= GOAL OF THE EXERCISE =
Select the lines below containing the word "Community".
[start TASK INPUTS]
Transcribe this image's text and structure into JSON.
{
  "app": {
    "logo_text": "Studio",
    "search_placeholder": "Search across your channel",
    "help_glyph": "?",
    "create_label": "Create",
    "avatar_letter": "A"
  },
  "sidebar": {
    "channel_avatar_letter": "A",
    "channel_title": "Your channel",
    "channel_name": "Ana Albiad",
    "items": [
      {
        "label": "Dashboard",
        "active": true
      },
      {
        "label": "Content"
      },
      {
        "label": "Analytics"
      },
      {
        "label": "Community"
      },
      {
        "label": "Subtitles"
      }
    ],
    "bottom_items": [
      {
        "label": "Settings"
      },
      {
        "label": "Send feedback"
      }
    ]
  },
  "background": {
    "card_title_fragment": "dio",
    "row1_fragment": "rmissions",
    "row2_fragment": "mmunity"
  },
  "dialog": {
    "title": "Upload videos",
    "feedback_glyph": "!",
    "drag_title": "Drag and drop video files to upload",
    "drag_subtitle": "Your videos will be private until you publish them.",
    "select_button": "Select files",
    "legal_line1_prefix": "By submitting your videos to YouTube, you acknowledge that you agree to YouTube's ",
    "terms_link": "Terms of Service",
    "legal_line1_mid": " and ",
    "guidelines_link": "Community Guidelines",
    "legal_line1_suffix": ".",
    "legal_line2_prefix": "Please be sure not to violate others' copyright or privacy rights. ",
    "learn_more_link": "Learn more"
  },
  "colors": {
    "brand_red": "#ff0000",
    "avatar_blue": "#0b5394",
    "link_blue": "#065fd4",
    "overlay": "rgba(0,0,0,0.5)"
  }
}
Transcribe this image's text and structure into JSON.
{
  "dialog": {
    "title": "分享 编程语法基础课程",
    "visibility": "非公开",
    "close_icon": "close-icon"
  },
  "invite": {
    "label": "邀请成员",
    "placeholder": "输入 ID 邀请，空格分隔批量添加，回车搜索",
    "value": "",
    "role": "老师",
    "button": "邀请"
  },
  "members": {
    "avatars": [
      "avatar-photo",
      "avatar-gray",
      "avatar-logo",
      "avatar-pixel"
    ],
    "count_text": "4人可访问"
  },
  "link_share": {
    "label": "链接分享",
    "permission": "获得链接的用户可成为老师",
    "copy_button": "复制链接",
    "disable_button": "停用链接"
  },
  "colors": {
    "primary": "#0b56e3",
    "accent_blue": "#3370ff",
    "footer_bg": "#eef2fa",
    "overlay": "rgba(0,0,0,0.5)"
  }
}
[end TASK INPUTS]
= TASK RESULT =
        "label": "Community"
    "guidelines_link": "Community Guidelines",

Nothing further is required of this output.